## [AIM]
Please transcribe the data that follows without the pictures, keeping every word the same.

** Begin INFORMATION SUPPLIED **

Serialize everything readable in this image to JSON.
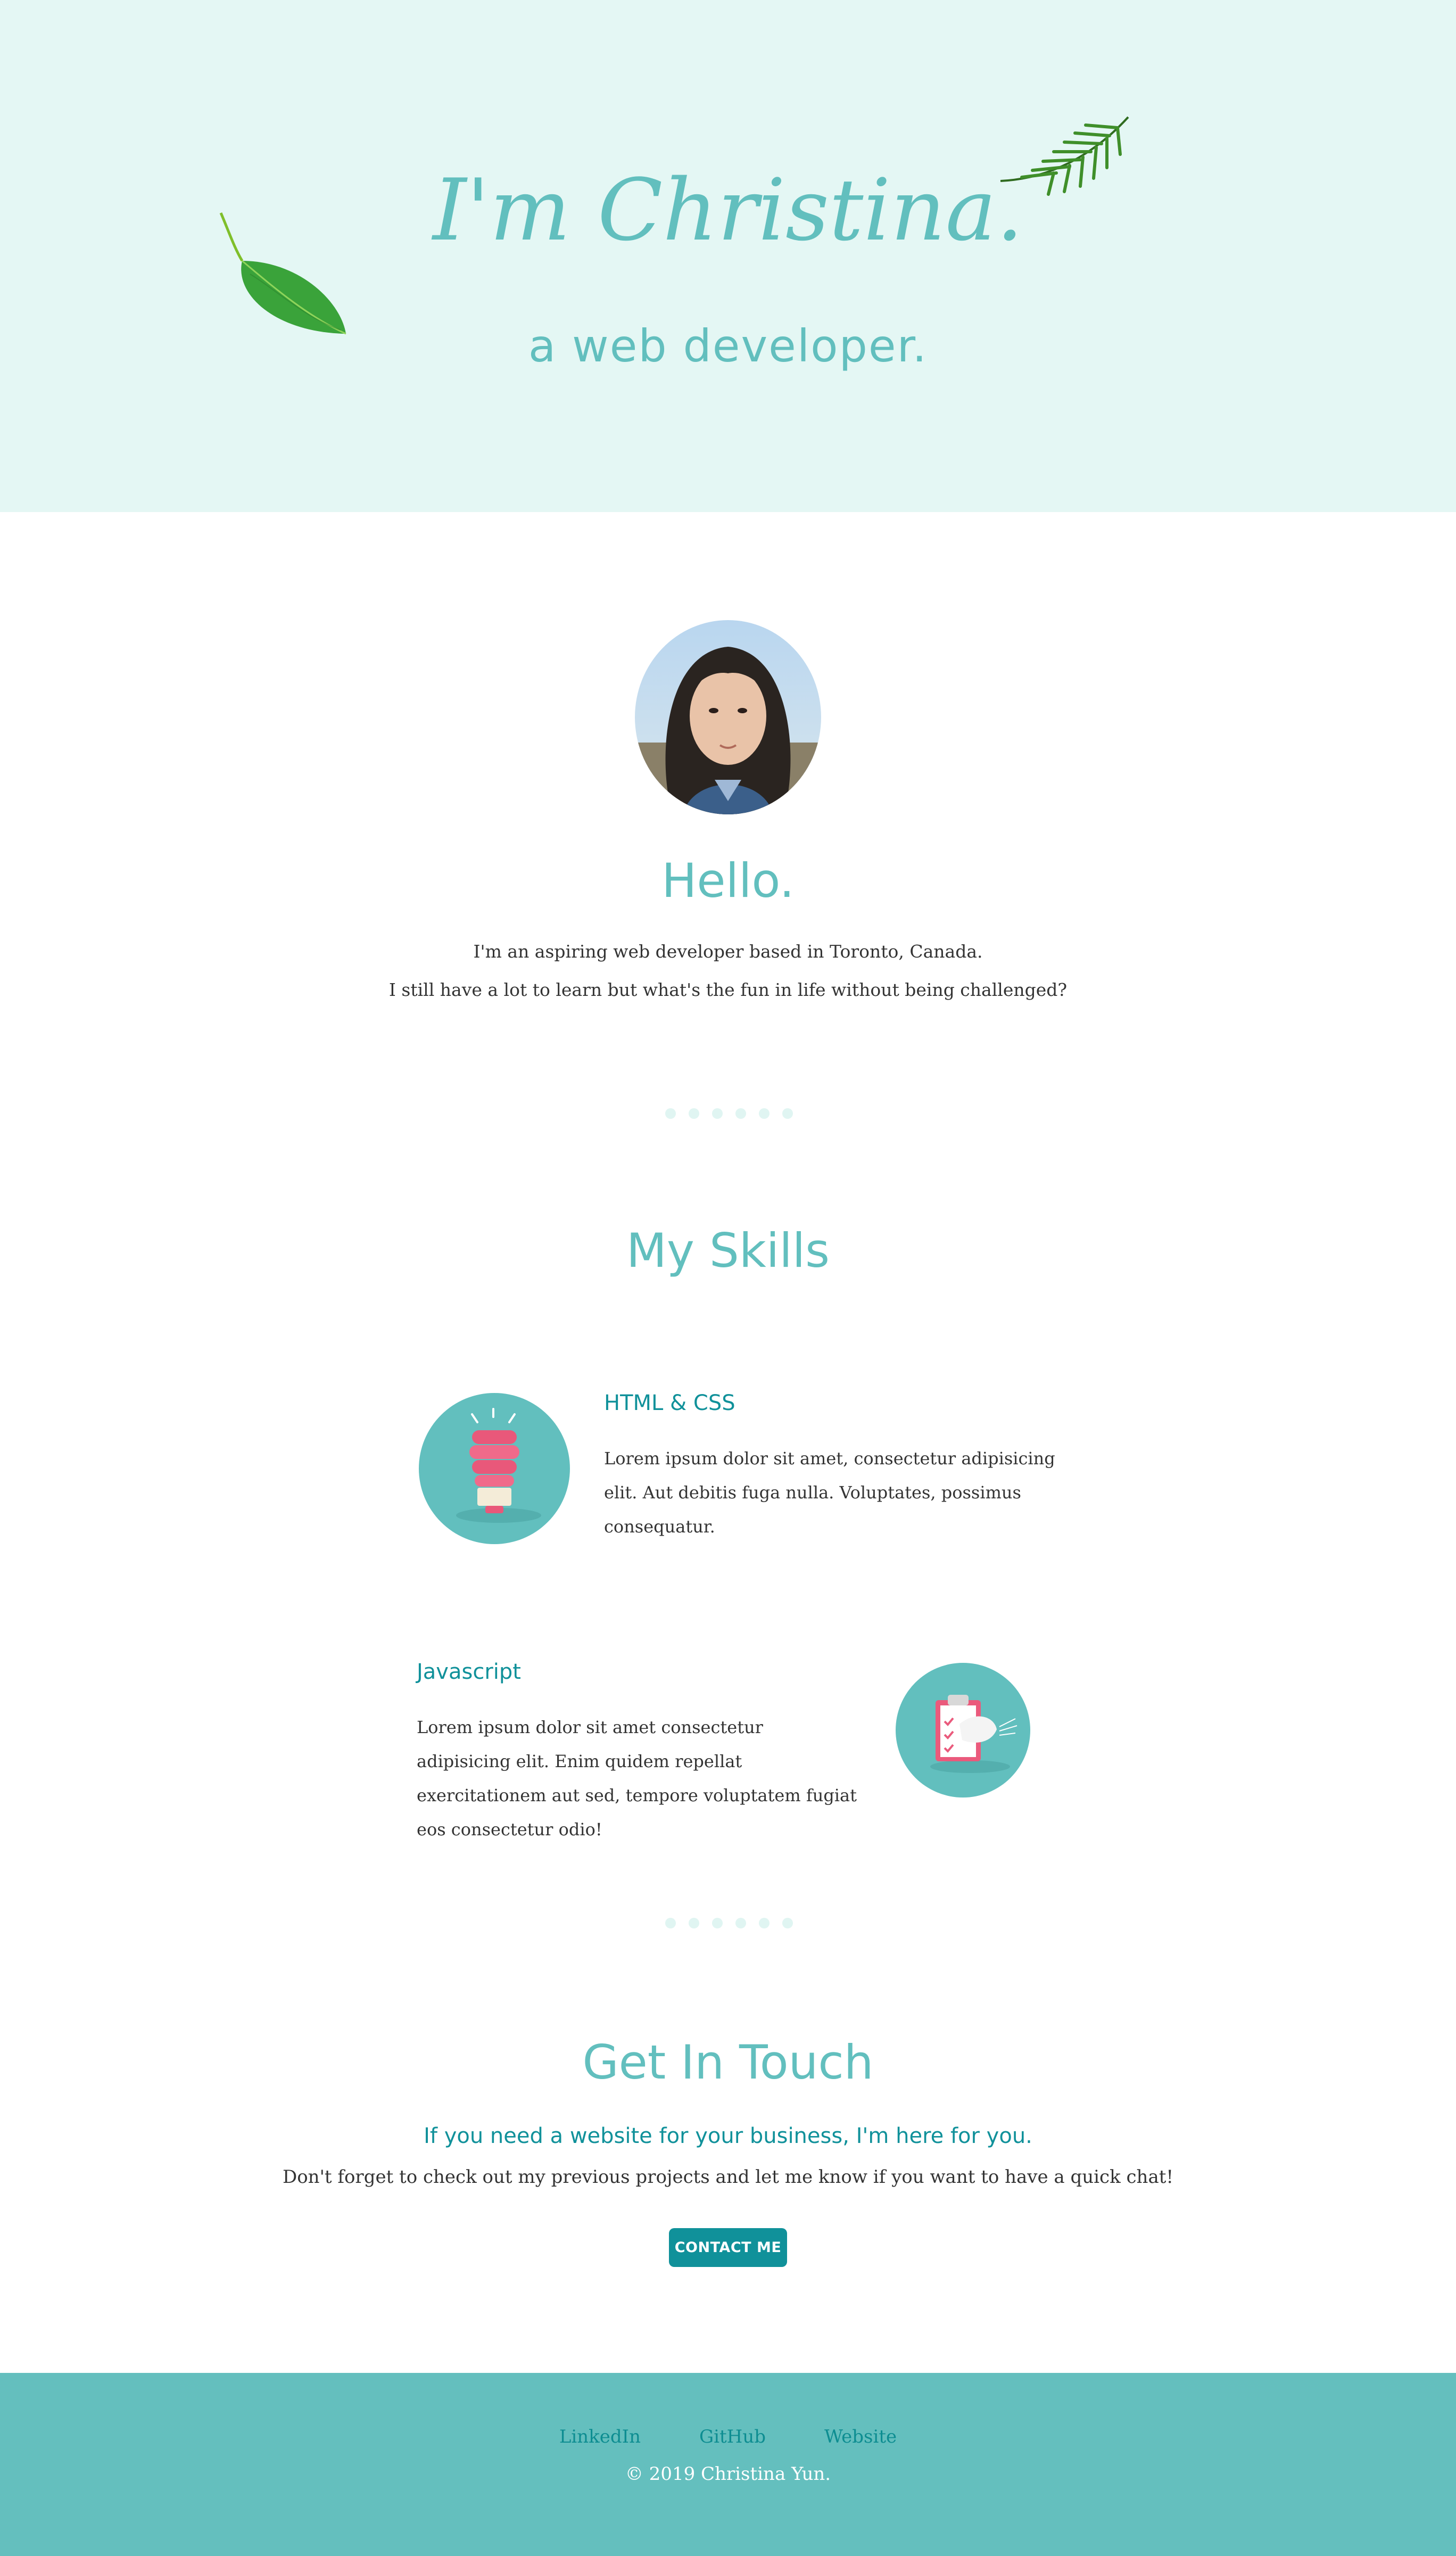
{
  "hero": {
    "title": "I'm Christina.",
    "subtitle": "a web developer."
  },
  "about": {
    "heading": "Hello.",
    "line1": "I'm an aspiring web developer based in Toronto, Canada.",
    "line2": "I still have a lot to learn but what's the fun in life without being challenged?"
  },
  "skills": {
    "heading": "My Skills",
    "items": [
      {
        "name": "HTML & CSS",
        "description": "Lorem ipsum dolor sit amet, consectetur adipisicing elit. Aut debitis fuga nulla. Voluptates, possimus consequatur.",
        "icon": "lightbulb-icon"
      },
      {
        "name": "Javascript",
        "description": "Lorem ipsum dolor sit amet consectetur adipisicing elit. Enim quidem repellat exercitationem aut sed, tempore voluptatem fugiat eos consectetur odio!",
        "icon": "clipboard-icon"
      }
    ]
  },
  "contact": {
    "heading": "Get In Touch",
    "tagline": "If you need a website for your business, I'm here for you.",
    "note": "Don't forget to check out my previous projects and let me know if you want to have a quick chat!",
    "button_label": "CONTACT ME"
  },
  "footer": {
    "links": [
      "LinkedIn",
      "GitHub",
      "Website"
    ],
    "copyright": "© 2019 Christina Yun."
  },
  "colors": {
    "hero_bg": "#e4f7f4",
    "accent": "#62bfbe",
    "dark_teal": "#10919a",
    "footer_bg": "#64bfbe",
    "dot": "#e0f5f2"
  }
}
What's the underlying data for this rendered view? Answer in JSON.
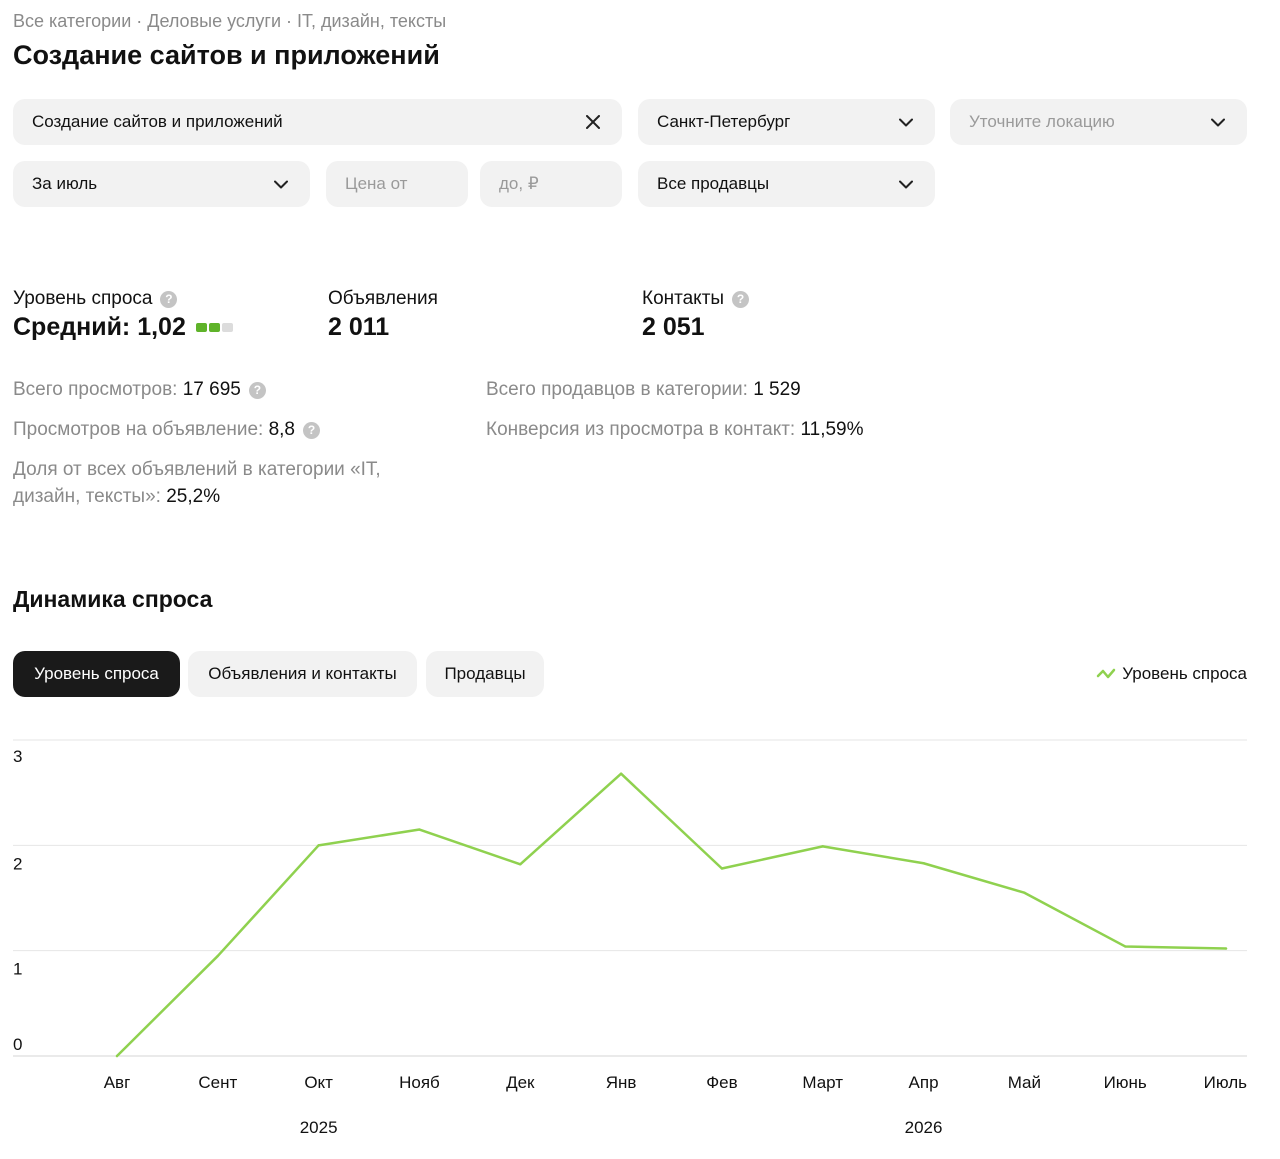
{
  "breadcrumb": "Все категории · Деловые услуги · IT, дизайн, тексты",
  "page_title": "Создание сайтов и приложений",
  "filters": {
    "category": {
      "value": "Создание сайтов и приложений",
      "icon": "close-icon"
    },
    "city": {
      "value": "Санкт-Петербург",
      "icon": "chevron-down-icon"
    },
    "location": {
      "placeholder": "Уточните локацию",
      "icon": "chevron-down-icon"
    },
    "period": {
      "value": "За июль",
      "icon": "chevron-down-icon"
    },
    "price_from": {
      "placeholder": "Цена от"
    },
    "price_to": {
      "placeholder": "до, ₽"
    },
    "sellers": {
      "value": "Все продавцы",
      "icon": "chevron-down-icon"
    }
  },
  "metrics": {
    "demand": {
      "label": "Уровень спроса",
      "value": "Средний: 1,02",
      "level": 2,
      "level_max": 3
    },
    "ads": {
      "label": "Объявления",
      "value": "2 011"
    },
    "contacts": {
      "label": "Контакты",
      "value": "2 051"
    }
  },
  "stats": {
    "total_views": {
      "label": "Всего просмотров:",
      "value": "17 695"
    },
    "views_per_ad": {
      "label": "Просмотров на объявление:",
      "value": "8,8"
    },
    "share": {
      "label": "Доля от всех объявлений в категории «IT, дизайн, тексты»:",
      "value": "25,2%"
    },
    "total_sellers": {
      "label": "Всего продавцов в категории:",
      "value": "1 529"
    },
    "conversion": {
      "label": "Конверсия из просмотра в контакт:",
      "value": "11,59%"
    }
  },
  "dynamics": {
    "title": "Динамика спроса",
    "tabs": [
      {
        "label": "Уровень спроса",
        "active": true
      },
      {
        "label": "Объявления и контакты",
        "active": false
      },
      {
        "label": "Продавцы",
        "active": false
      }
    ],
    "legend_label": "Уровень спроса"
  },
  "colors": {
    "accent_green": "#8fd14f",
    "level_active": "#5fb32a",
    "level_inactive": "#dcdcdc",
    "tab_active_bg": "#1a1a1a"
  },
  "chart_data": {
    "type": "line",
    "categories": [
      "Авг",
      "Сент",
      "Окт",
      "Нояб",
      "Дек",
      "Янв",
      "Фев",
      "Март",
      "Апр",
      "Май",
      "Июнь",
      "Июль"
    ],
    "year_labels": [
      {
        "label": "2025",
        "category": "Окт"
      },
      {
        "label": "2026",
        "category": "Апр"
      }
    ],
    "series": [
      {
        "name": "Уровень спроса",
        "values": [
          0.0,
          0.95,
          2.0,
          2.15,
          1.82,
          2.68,
          1.78,
          1.99,
          1.83,
          1.55,
          1.04,
          1.02
        ]
      }
    ],
    "y_ticks": [
      0,
      1,
      2,
      3
    ],
    "ylim": [
      0,
      3
    ],
    "grid": true,
    "legend_position": "top-right"
  }
}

** End INFORMATION SUPPLIED **

## [RESPONSE TO THE EXERCISE]
Serialize everything readable in this image to JSON.
{
  "hero": {
    "title": "I'm Christina.",
    "subtitle": "a web developer."
  },
  "about": {
    "heading": "Hello.",
    "line1": "I'm an aspiring web developer based in Toronto, Canada.",
    "line2": "I still have a lot to learn but what's the fun in life without being challenged?"
  },
  "skills": {
    "heading": "My Skills",
    "items": [
      {
        "name": "HTML & CSS",
        "description": "Lorem ipsum dolor sit amet, consectetur adipisicing elit. Aut debitis fuga nulla. Voluptates, possimus consequatur.",
        "icon": "lightbulb-icon"
      },
      {
        "name": "Javascript",
        "description": "Lorem ipsum dolor sit amet consectetur adipisicing elit. Enim quidem repellat exercitationem aut sed, tempore voluptatem fugiat eos consectetur odio!",
        "icon": "clipboard-icon"
      }
    ]
  },
  "contact": {
    "heading": "Get In Touch",
    "tagline": "If you need a website for your business, I'm here for you.",
    "note": "Don't forget to check out my previous projects and let me know if you want to have a quick chat!",
    "button_label": "CONTACT ME"
  },
  "footer": {
    "links": [
      "LinkedIn",
      "GitHub",
      "Website"
    ],
    "copyright": "© 2019 Christina Yun."
  },
  "colors": {
    "hero_bg": "#e4f7f4",
    "accent": "#62bfbe",
    "dark_teal": "#10919a",
    "footer_bg": "#64bfbe",
    "dot": "#e0f5f2"
  }
}
What's the underlying data for this rendered view? Answer in JSON.
{
  "breadcrumb": "Все категории · Деловые услуги · IT, дизайн, тексты",
  "page_title": "Создание сайтов и приложений",
  "filters": {
    "category": {
      "value": "Создание сайтов и приложений",
      "icon": "close-icon"
    },
    "city": {
      "value": "Санкт-Петербург",
      "icon": "chevron-down-icon"
    },
    "location": {
      "placeholder": "Уточните локацию",
      "icon": "chevron-down-icon"
    },
    "period": {
      "value": "За июль",
      "icon": "chevron-down-icon"
    },
    "price_from": {
      "placeholder": "Цена от"
    },
    "price_to": {
      "placeholder": "до, ₽"
    },
    "sellers": {
      "value": "Все продавцы",
      "icon": "chevron-down-icon"
    }
  },
  "metrics": {
    "demand": {
      "label": "Уровень спроса",
      "value": "Средний: 1,02",
      "level": 2,
      "level_max": 3
    },
    "ads": {
      "label": "Объявления",
      "value": "2 011"
    },
    "contacts": {
      "label": "Контакты",
      "value": "2 051"
    }
  },
  "stats": {
    "total_views": {
      "label": "Всего просмотров:",
      "value": "17 695"
    },
    "views_per_ad": {
      "label": "Просмотров на объявление:",
      "value": "8,8"
    },
    "share": {
      "label": "Доля от всех объявлений в категории «IT, дизайн, тексты»:",
      "value": "25,2%"
    },
    "total_sellers": {
      "label": "Всего продавцов в категории:",
      "value": "1 529"
    },
    "conversion": {
      "label": "Конверсия из просмотра в контакт:",
      "value": "11,59%"
    }
  },
  "dynamics": {
    "title": "Динамика спроса",
    "tabs": [
      {
        "label": "Уровень спроса",
        "active": true
      },
      {
        "label": "Объявления и контакты",
        "active": false
      },
      {
        "label": "Продавцы",
        "active": false
      }
    ],
    "legend_label": "Уровень спроса"
  },
  "colors": {
    "accent_green": "#8fd14f",
    "level_active": "#5fb32a",
    "level_inactive": "#dcdcdc",
    "tab_active_bg": "#1a1a1a"
  },
  "chart_data": {
    "type": "line",
    "categories": [
      "Авг",
      "Сент",
      "Окт",
      "Нояб",
      "Дек",
      "Янв",
      "Фев",
      "Март",
      "Апр",
      "Май",
      "Июнь",
      "Июль"
    ],
    "year_labels": [
      {
        "label": "2025",
        "category": "Окт"
      },
      {
        "label": "2026",
        "category": "Апр"
      }
    ],
    "series": [
      {
        "name": "Уровень спроса",
        "values": [
          0.0,
          0.95,
          2.0,
          2.15,
          1.82,
          2.68,
          1.78,
          1.99,
          1.83,
          1.55,
          1.04,
          1.02
        ]
      }
    ],
    "y_ticks": [
      0,
      1,
      2,
      3
    ],
    "ylim": [
      0,
      3
    ],
    "grid": true,
    "legend_position": "top-right"
  }
}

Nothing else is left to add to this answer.